Dataset rows:
·····
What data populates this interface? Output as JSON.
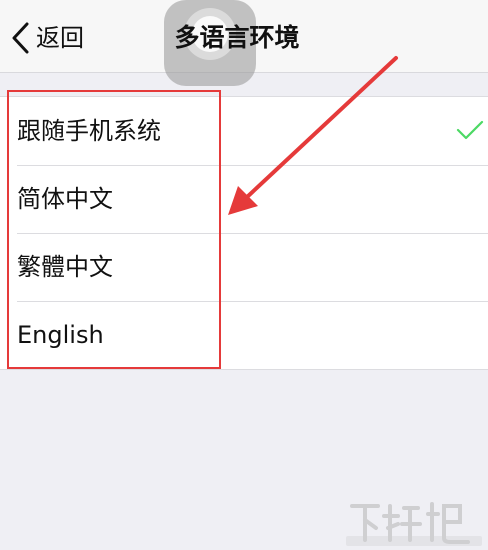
{
  "nav": {
    "back_label": "返回",
    "title": "多语言环境"
  },
  "languages": [
    {
      "label": "跟随手机系统",
      "selected": true
    },
    {
      "label": "简体中文",
      "selected": false
    },
    {
      "label": "繁體中文",
      "selected": false
    },
    {
      "label": "English",
      "selected": false
    }
  ],
  "icons": {
    "back": "chevron-left-icon",
    "selected": "checkmark-icon"
  },
  "colors": {
    "check": "#4cd964",
    "annotation": "#e53a3a",
    "background": "#efeff4"
  }
}
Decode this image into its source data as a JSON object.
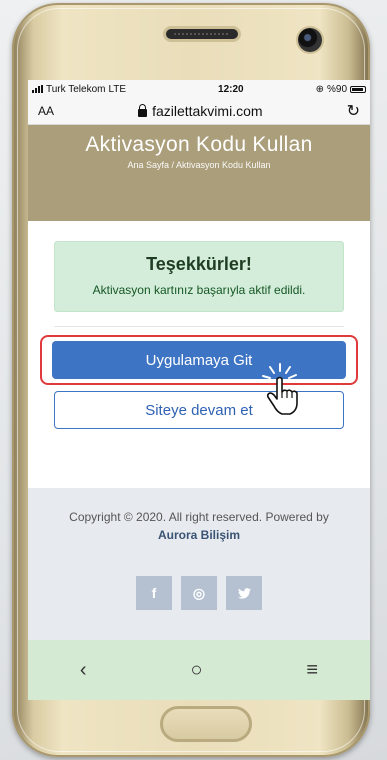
{
  "status": {
    "carrier": "Turk Telekom",
    "network": "LTE",
    "time": "12:20",
    "battery": "%90",
    "battery_level": 0.9
  },
  "browser": {
    "text_size": "AA",
    "url": "fazilettakvimi.com"
  },
  "hero": {
    "title": "Aktivasyon Kodu Kullan",
    "breadcrumb": "Ana Sayfa / Aktivasyon Kodu Kullan"
  },
  "alert": {
    "title": "Teşekkürler!",
    "message": "Aktivasyon kartınız başarıyla aktif edildi."
  },
  "buttons": {
    "primary": "Uygulamaya Git",
    "secondary": "Siteye devam et"
  },
  "footer": {
    "copyright": "Copyright © 2020. All right reserved. Powered by",
    "company": "Aurora Bilişim"
  },
  "social": {
    "facebook": "f",
    "instagram": "◎",
    "twitter": "🐦"
  },
  "nav": {
    "back": "‹",
    "home": "○",
    "recents": "≡"
  },
  "colors": {
    "hero": "#ab9e7b",
    "primary": "#3e74c4",
    "alert_bg": "#d4edda",
    "highlight": "#e03a3a"
  }
}
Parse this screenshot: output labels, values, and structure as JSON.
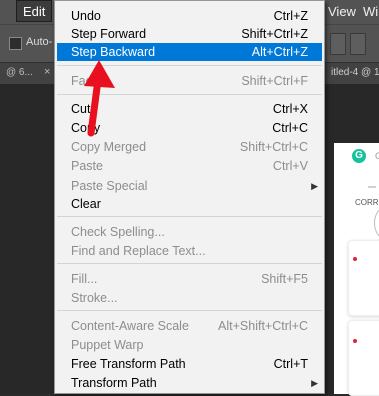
{
  "menubar": {
    "edit": "Edit",
    "view_partial": "View",
    "window_partial": "Wi"
  },
  "options_bar": {
    "auto_select": "Auto-"
  },
  "document_tabs": {
    "left_tab": "@ 6...",
    "close": "×",
    "right_tab": "itled-4 @ 1"
  },
  "grammarly_panel": {
    "logo_letter": "G",
    "header_text": "G",
    "correct_label": "CORR"
  },
  "edit_menu": {
    "items": [
      {
        "label": "Undo",
        "shortcut": "Ctrl+Z",
        "disabled": false
      },
      {
        "label": "Step Forward",
        "shortcut": "Shift+Ctrl+Z",
        "disabled": false
      },
      {
        "label": "Step Backward",
        "shortcut": "Alt+Ctrl+Z",
        "disabled": false,
        "selected": true
      },
      {
        "label": "Fade...",
        "shortcut": "Shift+Ctrl+F",
        "disabled": true
      },
      {
        "label": "Cut",
        "shortcut": "Ctrl+X",
        "disabled": false
      },
      {
        "label": "Copy",
        "shortcut": "Ctrl+C",
        "disabled": false
      },
      {
        "label": "Copy Merged",
        "shortcut": "Shift+Ctrl+C",
        "disabled": true
      },
      {
        "label": "Paste",
        "shortcut": "Ctrl+V",
        "disabled": true
      },
      {
        "label": "Paste Special",
        "shortcut": "",
        "disabled": true,
        "submenu": true
      },
      {
        "label": "Clear",
        "shortcut": "",
        "disabled": false
      },
      {
        "label": "Check Spelling...",
        "shortcut": "",
        "disabled": true
      },
      {
        "label": "Find and Replace Text...",
        "shortcut": "",
        "disabled": true
      },
      {
        "label": "Fill...",
        "shortcut": "Shift+F5",
        "disabled": true
      },
      {
        "label": "Stroke...",
        "shortcut": "",
        "disabled": true
      },
      {
        "label": "Content-Aware Scale",
        "shortcut": "Alt+Shift+Ctrl+C",
        "disabled": true
      },
      {
        "label": "Puppet Warp",
        "shortcut": "",
        "disabled": true
      },
      {
        "label": "Free Transform Path",
        "shortcut": "Ctrl+T",
        "disabled": false
      },
      {
        "label": "Transform Path",
        "shortcut": "",
        "disabled": false,
        "submenu": true
      }
    ],
    "submenu_arrow": "▶"
  },
  "colors": {
    "selection": "#0078d7",
    "annotation_arrow": "#e8101e",
    "disabled_text": "#8d8d8d"
  }
}
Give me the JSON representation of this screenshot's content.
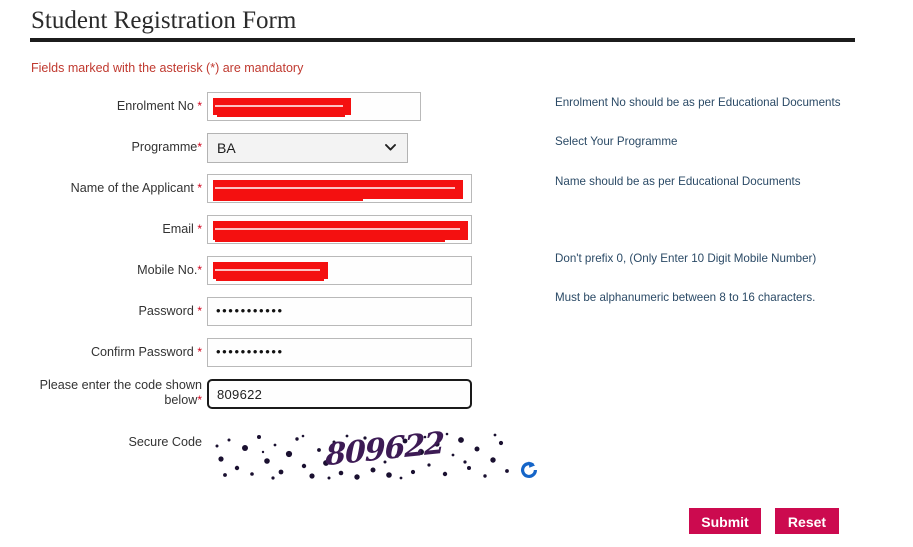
{
  "page": {
    "title": "Student Registration Form",
    "mandatory_note": "Fields marked with the asterisk (*) are mandatory"
  },
  "fields": [
    {
      "label": "Enrolment No",
      "required_mark": "*",
      "type": "text",
      "value": "",
      "redacted": true,
      "hint": "Enrolment No should be as per Educational Documents"
    },
    {
      "label": "Programme",
      "required_mark": "*",
      "type": "select",
      "value": "BA",
      "redacted": false,
      "hint": "Select Your Programme"
    },
    {
      "label": "Name of the Applicant",
      "required_mark": "*",
      "type": "text",
      "value": "",
      "redacted": true,
      "hint": "Name should be as per Educational Documents"
    },
    {
      "label": "Email",
      "required_mark": "*",
      "type": "email",
      "value": "",
      "redacted": true,
      "hint": ""
    },
    {
      "label": "Mobile No.",
      "required_mark": "*",
      "type": "tel",
      "value": "",
      "redacted": true,
      "hint": "Don't prefix 0, (Only Enter 10 Digit Mobile Number)"
    },
    {
      "label": "Password",
      "required_mark": "*",
      "type": "password",
      "value": "•••••••••••",
      "redacted": false,
      "hint": "Must be alphanumeric between 8 to 16 characters."
    },
    {
      "label": "Confirm Password",
      "required_mark": "*",
      "type": "password",
      "value": "•••••••••••",
      "redacted": false,
      "hint": ""
    }
  ],
  "captcha": {
    "input_label_line1": "Please enter the code shown",
    "input_label_line2": "below",
    "input_required_mark": "*",
    "input_value": "809622",
    "image_label": "Secure Code",
    "image_code": "809622",
    "refresh_icon": "refresh-icon"
  },
  "actions": {
    "submit_label": "Submit",
    "reset_label": "Reset"
  },
  "colors": {
    "accent_button": "#cc0a4f",
    "required_asterisk": "#d0021b",
    "mandatory_note": "#c0392f",
    "hint_text": "#2b4a66",
    "captcha_code": "#3d1b55",
    "refresh_icon": "#1565c8",
    "redaction": "#f41010"
  }
}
·····
Work to be completed:
Without including any pictures, print each record exactly.

Solution:
What data populates this interface? Output as JSON.
{
  "nav": {
    "back_label": "返回",
    "title": "多语言环境"
  },
  "languages": [
    {
      "label": "跟随手机系统",
      "selected": true
    },
    {
      "label": "简体中文",
      "selected": false
    },
    {
      "label": "繁體中文",
      "selected": false
    },
    {
      "label": "English",
      "selected": false
    }
  ],
  "icons": {
    "back": "chevron-left-icon",
    "selected": "checkmark-icon"
  },
  "colors": {
    "check": "#4cd964",
    "annotation": "#e53a3a",
    "background": "#efeff4"
  }
}
Decode this image into its source data as a JSON object.
{
  "status": {
    "carrier": "Turk Telekom",
    "network": "LTE",
    "time": "12:20",
    "battery": "%90",
    "battery_level": 0.9
  },
  "browser": {
    "text_size": "AA",
    "url": "fazilettakvimi.com"
  },
  "hero": {
    "title": "Aktivasyon Kodu Kullan",
    "breadcrumb": "Ana Sayfa / Aktivasyon Kodu Kullan"
  },
  "alert": {
    "title": "Teşekkürler!",
    "message": "Aktivasyon kartınız başarıyla aktif edildi."
  },
  "buttons": {
    "primary": "Uygulamaya Git",
    "secondary": "Siteye devam et"
  },
  "footer": {
    "copyright": "Copyright © 2020. All right reserved. Powered by",
    "company": "Aurora Bilişim"
  },
  "social": {
    "facebook": "f",
    "instagram": "◎",
    "twitter": "🐦"
  },
  "nav": {
    "back": "‹",
    "home": "○",
    "recents": "≡"
  },
  "colors": {
    "hero": "#ab9e7b",
    "primary": "#3e74c4",
    "alert_bg": "#d4edda",
    "highlight": "#e03a3a"
  }
}
Parse this screenshot: output labels, values, and structure as JSON.
{
  "menubar": {
    "edit": "Edit",
    "view_partial": "View",
    "window_partial": "Wi"
  },
  "options_bar": {
    "auto_select": "Auto-"
  },
  "document_tabs": {
    "left_tab": "@ 6...",
    "close": "×",
    "right_tab": "itled-4 @ 1"
  },
  "grammarly_panel": {
    "logo_letter": "G",
    "header_text": "G",
    "correct_label": "CORR"
  },
  "edit_menu": {
    "items": [
      {
        "label": "Undo",
        "shortcut": "Ctrl+Z",
        "disabled": false
      },
      {
        "label": "Step Forward",
        "shortcut": "Shift+Ctrl+Z",
        "disabled": false
      },
      {
        "label": "Step Backward",
        "shortcut": "Alt+Ctrl+Z",
        "disabled": false,
        "selected": true
      },
      {
        "label": "Fade...",
        "shortcut": "Shift+Ctrl+F",
        "disabled": true
      },
      {
        "label": "Cut",
        "shortcut": "Ctrl+X",
        "disabled": false
      },
      {
        "label": "Copy",
        "shortcut": "Ctrl+C",
        "disabled": false
      },
      {
        "label": "Copy Merged",
        "shortcut": "Shift+Ctrl+C",
        "disabled": true
      },
      {
        "label": "Paste",
        "shortcut": "Ctrl+V",
        "disabled": true
      },
      {
        "label": "Paste Special",
        "shortcut": "",
        "disabled": true,
        "submenu": true
      },
      {
        "label": "Clear",
        "shortcut": "",
        "disabled": false
      },
      {
        "label": "Check Spelling...",
        "shortcut": "",
        "disabled": true
      },
      {
        "label": "Find and Replace Text...",
        "shortcut": "",
        "disabled": true
      },
      {
        "label": "Fill...",
        "shortcut": "Shift+F5",
        "disabled": true
      },
      {
        "label": "Stroke...",
        "shortcut": "",
        "disabled": true
      },
      {
        "label": "Content-Aware Scale",
        "shortcut": "Alt+Shift+Ctrl+C",
        "disabled": true
      },
      {
        "label": "Puppet Warp",
        "shortcut": "",
        "disabled": true
      },
      {
        "label": "Free Transform Path",
        "shortcut": "Ctrl+T",
        "disabled": false
      },
      {
        "label": "Transform Path",
        "shortcut": "",
        "disabled": false,
        "submenu": true
      }
    ],
    "submenu_arrow": "▶"
  },
  "colors": {
    "selection": "#0078d7",
    "annotation_arrow": "#e8101e",
    "disabled_text": "#8d8d8d"
  }
}
Give me the JSON representation of this screenshot's content.
{
  "page": {
    "title": "Student Registration Form",
    "mandatory_note": "Fields marked with the asterisk (*) are mandatory"
  },
  "fields": [
    {
      "label": "Enrolment No",
      "required_mark": "*",
      "type": "text",
      "value": "",
      "redacted": true,
      "hint": "Enrolment No should be as per Educational Documents"
    },
    {
      "label": "Programme",
      "required_mark": "*",
      "type": "select",
      "value": "BA",
      "redacted": false,
      "hint": "Select Your Programme"
    },
    {
      "label": "Name of the Applicant",
      "required_mark": "*",
      "type": "text",
      "value": "",
      "redacted": true,
      "hint": "Name should be as per Educational Documents"
    },
    {
      "label": "Email",
      "required_mark": "*",
      "type": "email",
      "value": "",
      "redacted": true,
      "hint": ""
    },
    {
      "label": "Mobile No.",
      "required_mark": "*",
      "type": "tel",
      "value": "",
      "redacted": true,
      "hint": "Don't prefix 0, (Only Enter 10 Digit Mobile Number)"
    },
    {
      "label": "Password",
      "required_mark": "*",
      "type": "password",
      "value": "•••••••••••",
      "redacted": false,
      "hint": "Must be alphanumeric between 8 to 16 characters."
    },
    {
      "label": "Confirm Password",
      "required_mark": "*",
      "type": "password",
      "value": "•••••••••••",
      "redacted": false,
      "hint": ""
    }
  ],
  "captcha": {
    "input_label_line1": "Please enter the code shown",
    "input_label_line2": "below",
    "input_required_mark": "*",
    "input_value": "809622",
    "image_label": "Secure Code",
    "image_code": "809622",
    "refresh_icon": "refresh-icon"
  },
  "actions": {
    "submit_label": "Submit",
    "reset_label": "Reset"
  },
  "colors": {
    "accent_button": "#cc0a4f",
    "required_asterisk": "#d0021b",
    "mandatory_note": "#c0392f",
    "hint_text": "#2b4a66",
    "captcha_code": "#3d1b55",
    "refresh_icon": "#1565c8",
    "redaction": "#f41010"
  }
}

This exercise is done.